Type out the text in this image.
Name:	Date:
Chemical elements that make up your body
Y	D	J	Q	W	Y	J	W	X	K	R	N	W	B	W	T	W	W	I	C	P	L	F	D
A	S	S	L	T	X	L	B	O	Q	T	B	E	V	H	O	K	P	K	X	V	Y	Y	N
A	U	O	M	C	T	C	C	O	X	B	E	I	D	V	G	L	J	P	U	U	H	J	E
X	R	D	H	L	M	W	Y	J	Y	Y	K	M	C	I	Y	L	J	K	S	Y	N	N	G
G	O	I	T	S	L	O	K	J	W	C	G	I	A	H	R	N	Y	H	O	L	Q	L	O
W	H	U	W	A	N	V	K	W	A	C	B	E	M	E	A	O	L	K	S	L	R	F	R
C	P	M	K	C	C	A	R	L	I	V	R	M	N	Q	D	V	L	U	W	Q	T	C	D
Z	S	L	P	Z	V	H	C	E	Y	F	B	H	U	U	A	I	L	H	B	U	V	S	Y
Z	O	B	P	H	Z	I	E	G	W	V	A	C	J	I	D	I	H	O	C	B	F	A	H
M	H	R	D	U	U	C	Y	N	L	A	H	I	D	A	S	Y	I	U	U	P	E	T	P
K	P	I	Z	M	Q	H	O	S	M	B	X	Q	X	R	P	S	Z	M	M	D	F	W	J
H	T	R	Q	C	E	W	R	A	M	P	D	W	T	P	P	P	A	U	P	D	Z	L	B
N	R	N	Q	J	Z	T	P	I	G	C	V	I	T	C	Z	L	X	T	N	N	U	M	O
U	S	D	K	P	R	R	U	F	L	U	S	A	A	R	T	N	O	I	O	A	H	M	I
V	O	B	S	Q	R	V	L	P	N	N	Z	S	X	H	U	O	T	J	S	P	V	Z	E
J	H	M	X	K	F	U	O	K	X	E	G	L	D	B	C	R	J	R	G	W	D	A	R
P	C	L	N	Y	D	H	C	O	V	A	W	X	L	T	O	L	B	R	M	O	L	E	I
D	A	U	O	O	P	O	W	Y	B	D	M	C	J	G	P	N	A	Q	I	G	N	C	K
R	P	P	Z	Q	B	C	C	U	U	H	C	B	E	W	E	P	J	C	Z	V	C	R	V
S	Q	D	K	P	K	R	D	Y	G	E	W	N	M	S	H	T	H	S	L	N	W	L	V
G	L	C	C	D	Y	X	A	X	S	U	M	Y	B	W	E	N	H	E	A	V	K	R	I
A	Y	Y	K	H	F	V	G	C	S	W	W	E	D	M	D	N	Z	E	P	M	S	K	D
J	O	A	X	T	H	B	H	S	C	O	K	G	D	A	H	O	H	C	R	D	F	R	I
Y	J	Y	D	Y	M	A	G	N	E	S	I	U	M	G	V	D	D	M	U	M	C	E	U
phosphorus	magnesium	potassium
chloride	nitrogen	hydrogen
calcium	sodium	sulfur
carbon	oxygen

---

- Task statement
Please output every record, keeping each line exact.

- Solution to the problem
Type out the text in this image.
Name:	Date:
Chemical elements that make up your body
Y	D	J	Q	W	Y	J	W	X	K	R	N	W	B	W	T	W	W	I	C	P	L	F	D
A	S	S	L	T	X	L	B	O	Q	T	B	E	V	H	O	K	P	K	X	V	Y	Y	N
A	U	O	M	C	T	C	C	O	X	B	E	I	D	V	G	L	J	P	U	U	H	J	E
X	R	D	H	L	M	W	Y	J	Y	Y	K	M	C	I	Y	L	J	K	S	Y	N	N	G
G	O	I	T	S	L	O	K	J	W	C	G	I	A	H	R	N	Y	H	O	L	Q	L	O
W	H	U	W	A	N	V	K	W	A	C	B	E	M	E	A	O	L	K	S	L	R	F	R
C	P	M	K	C	C	A	R	L	I	V	R	M	N	Q	D	V	L	U	W	Q	T	C	D
Z	S	L	P	Z	V	H	C	E	Y	F	B	H	U	U	A	I	L	H	B	U	V	S	Y
Z	O	B	P	H	Z	I	E	G	W	V	A	C	J	I	D	I	H	O	C	B	F	A	H
M	H	R	D	U	U	C	Y	N	L	A	H	I	D	A	S	Y	I	U	U	P	E	T	P
K	P	I	Z	M	Q	H	O	S	M	B	X	Q	X	R	P	S	Z	M	M	D	F	W	J
H	T	R	Q	C	E	W	R	A	M	P	D	W	T	P	P	P	A	U	P	D	Z	L	B
N	R	N	Q	J	Z	T	P	I	G	C	V	I	T	C	Z	L	X	T	N	N	U	M	O
U	S	D	K	P	R	R	U	F	L	U	S	A	A	R	T	N	O	I	O	A	H	M	I
V	O	B	S	Q	R	V	L	P	N	N	Z	S	X	H	U	O	T	J	S	P	V	Z	E
J	H	M	X	K	F	U	O	K	X	E	G	L	D	B	C	R	J	R	G	W	D	A	R
P	C	L	N	Y	D	H	C	O	V	A	W	X	L	T	O	L	B	R	M	O	L	E	I
D	A	U	O	O	P	O	W	Y	B	D	M	C	J	G	P	N	A	Q	I	G	N	C	K
R	P	P	Z	Q	B	C	C	U	U	H	C	B	E	W	E	P	J	C	Z	V	C	R	V
S	Q	D	K	P	K	R	D	Y	G	E	W	N	M	S	H	T	H	S	L	N	W	L	V
G	L	C	C	D	Y	X	A	X	S	U	M	Y	B	W	E	N	H	E	A	V	K	R	I
A	Y	Y	K	H	F	V	G	C	S	W	W	E	D	M	D	N	Z	E	P	M	S	K	D
J	O	A	X	T	H	B	H	S	C	O	K	G	D	A	H	O	H	C	R	D	F	R	I
Y	J	Y	D	Y	M	A	G	N	E	S	I	U	M	G	V	D	D	M	U	M	C	E	U
phosphorus	magnesium	potassium
chloride	nitrogen	hydrogen
calcium	sodium	sulfur
carbon	oxygen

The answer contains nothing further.